* Begin *

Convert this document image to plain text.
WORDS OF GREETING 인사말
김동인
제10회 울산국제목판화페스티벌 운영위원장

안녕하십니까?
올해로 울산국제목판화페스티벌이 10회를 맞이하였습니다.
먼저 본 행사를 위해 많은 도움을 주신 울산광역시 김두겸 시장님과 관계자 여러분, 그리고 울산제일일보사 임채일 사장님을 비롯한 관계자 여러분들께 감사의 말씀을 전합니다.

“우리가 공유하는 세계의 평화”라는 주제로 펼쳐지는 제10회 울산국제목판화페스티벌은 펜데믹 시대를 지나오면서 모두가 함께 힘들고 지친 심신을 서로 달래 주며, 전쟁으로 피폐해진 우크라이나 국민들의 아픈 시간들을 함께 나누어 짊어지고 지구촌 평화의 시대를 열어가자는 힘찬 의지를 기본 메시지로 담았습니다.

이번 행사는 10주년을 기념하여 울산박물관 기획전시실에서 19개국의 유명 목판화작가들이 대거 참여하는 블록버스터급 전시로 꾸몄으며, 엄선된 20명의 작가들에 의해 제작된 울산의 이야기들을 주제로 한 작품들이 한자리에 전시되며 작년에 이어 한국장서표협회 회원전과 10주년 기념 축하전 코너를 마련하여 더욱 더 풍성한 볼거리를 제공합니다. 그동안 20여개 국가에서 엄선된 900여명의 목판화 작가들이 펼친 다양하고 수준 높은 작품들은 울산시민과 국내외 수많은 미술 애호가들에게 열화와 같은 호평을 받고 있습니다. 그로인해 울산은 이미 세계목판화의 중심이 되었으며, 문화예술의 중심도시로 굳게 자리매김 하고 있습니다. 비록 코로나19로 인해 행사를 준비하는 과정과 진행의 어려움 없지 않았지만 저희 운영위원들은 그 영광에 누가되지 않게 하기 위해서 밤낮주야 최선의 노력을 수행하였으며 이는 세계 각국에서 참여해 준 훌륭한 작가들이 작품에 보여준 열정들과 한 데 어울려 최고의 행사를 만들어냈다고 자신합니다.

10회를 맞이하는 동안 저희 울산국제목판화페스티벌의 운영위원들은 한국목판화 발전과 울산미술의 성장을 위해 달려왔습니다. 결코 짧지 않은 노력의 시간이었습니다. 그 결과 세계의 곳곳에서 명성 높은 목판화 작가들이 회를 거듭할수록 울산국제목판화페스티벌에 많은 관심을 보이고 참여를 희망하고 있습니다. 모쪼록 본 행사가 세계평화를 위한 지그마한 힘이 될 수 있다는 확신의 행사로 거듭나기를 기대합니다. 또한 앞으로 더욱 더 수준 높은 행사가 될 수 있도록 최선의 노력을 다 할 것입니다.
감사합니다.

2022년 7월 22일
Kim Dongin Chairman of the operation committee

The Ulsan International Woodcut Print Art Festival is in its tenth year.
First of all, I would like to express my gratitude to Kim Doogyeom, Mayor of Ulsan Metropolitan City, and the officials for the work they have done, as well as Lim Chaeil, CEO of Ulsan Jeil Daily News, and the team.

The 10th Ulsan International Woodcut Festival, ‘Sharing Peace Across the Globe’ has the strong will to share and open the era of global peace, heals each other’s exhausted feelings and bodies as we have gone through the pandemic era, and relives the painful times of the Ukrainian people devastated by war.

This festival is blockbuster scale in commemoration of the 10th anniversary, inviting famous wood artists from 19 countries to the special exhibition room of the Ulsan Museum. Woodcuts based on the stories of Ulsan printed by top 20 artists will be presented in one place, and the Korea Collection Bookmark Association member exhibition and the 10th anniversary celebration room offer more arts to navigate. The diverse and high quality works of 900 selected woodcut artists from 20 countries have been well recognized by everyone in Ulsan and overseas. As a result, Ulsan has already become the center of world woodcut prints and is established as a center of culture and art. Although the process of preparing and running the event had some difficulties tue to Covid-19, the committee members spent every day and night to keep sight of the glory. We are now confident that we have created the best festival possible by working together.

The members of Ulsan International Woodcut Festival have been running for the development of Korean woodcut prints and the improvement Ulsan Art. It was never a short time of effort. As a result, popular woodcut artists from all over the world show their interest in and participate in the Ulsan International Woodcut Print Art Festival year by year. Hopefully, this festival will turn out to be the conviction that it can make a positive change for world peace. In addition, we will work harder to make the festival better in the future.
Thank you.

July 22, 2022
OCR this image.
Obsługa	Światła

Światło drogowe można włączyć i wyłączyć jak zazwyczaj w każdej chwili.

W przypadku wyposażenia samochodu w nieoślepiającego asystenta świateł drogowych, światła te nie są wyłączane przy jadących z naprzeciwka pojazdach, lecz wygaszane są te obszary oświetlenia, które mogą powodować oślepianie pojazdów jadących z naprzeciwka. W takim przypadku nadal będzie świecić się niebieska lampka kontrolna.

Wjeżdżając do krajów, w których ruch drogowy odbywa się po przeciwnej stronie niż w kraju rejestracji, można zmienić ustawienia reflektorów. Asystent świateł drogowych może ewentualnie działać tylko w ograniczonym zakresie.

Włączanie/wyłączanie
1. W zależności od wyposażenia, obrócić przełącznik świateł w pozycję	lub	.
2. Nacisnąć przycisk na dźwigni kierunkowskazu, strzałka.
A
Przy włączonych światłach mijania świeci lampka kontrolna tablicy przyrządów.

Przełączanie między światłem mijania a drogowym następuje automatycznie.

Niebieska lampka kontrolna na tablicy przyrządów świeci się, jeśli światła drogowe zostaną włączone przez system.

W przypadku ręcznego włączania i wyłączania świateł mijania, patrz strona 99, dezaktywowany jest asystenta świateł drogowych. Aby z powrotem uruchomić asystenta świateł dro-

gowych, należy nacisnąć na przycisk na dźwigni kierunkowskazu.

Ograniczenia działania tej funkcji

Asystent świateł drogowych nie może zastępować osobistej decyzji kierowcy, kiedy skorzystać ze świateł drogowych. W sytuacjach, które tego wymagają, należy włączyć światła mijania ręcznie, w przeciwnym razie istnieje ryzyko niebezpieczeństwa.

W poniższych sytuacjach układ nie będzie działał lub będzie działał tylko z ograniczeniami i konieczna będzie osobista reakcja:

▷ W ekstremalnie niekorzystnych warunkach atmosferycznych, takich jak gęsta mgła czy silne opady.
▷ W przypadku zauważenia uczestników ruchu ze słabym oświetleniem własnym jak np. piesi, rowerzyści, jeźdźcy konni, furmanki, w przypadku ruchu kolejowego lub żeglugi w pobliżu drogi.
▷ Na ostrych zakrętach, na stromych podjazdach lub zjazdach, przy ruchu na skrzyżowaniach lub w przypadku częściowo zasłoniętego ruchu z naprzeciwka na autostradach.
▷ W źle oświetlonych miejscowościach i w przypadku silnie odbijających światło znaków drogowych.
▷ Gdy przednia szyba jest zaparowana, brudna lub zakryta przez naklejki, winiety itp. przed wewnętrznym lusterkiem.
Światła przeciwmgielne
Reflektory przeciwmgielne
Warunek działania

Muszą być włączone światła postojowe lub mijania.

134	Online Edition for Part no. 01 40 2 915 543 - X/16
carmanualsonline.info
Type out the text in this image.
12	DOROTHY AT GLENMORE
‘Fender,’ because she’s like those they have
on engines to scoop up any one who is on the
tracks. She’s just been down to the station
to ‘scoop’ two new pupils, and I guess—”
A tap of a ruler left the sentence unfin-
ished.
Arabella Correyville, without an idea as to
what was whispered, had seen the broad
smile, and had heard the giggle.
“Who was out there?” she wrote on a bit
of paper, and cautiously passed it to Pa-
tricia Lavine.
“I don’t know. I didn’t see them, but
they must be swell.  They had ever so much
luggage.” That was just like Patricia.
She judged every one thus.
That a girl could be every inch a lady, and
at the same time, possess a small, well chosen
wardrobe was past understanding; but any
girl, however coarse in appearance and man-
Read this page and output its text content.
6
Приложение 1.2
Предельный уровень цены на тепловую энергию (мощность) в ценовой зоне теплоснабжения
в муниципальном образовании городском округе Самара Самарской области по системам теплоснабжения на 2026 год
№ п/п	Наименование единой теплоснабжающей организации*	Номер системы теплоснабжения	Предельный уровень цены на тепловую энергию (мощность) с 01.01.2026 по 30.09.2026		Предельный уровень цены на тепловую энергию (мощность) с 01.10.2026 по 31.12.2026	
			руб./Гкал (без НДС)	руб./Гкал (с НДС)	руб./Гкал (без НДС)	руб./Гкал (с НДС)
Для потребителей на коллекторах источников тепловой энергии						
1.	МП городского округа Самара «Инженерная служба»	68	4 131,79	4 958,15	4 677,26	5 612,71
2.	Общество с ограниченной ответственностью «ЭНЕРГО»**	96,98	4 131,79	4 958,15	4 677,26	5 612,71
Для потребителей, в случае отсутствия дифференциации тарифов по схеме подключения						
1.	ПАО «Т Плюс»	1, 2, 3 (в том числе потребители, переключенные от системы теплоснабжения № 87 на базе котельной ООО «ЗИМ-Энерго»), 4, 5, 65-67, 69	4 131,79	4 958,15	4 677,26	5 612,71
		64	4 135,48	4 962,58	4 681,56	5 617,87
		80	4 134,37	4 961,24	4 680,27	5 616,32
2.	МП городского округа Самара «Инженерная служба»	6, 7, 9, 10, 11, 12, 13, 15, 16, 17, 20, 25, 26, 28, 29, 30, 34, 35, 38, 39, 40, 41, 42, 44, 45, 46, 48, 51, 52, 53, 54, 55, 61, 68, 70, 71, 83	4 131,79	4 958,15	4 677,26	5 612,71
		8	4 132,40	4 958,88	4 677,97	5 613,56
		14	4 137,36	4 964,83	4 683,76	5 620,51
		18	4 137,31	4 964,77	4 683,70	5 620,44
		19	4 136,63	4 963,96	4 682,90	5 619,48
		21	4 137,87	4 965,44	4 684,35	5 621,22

* End *

#### SHORT EXERCISE:
Gather every line from the listing above in which "image" appears, and copy those lines.

#### ANSWER FOR THE TASK:
Convert this document image to plain text.
OCR this image.
Type out the text in this image.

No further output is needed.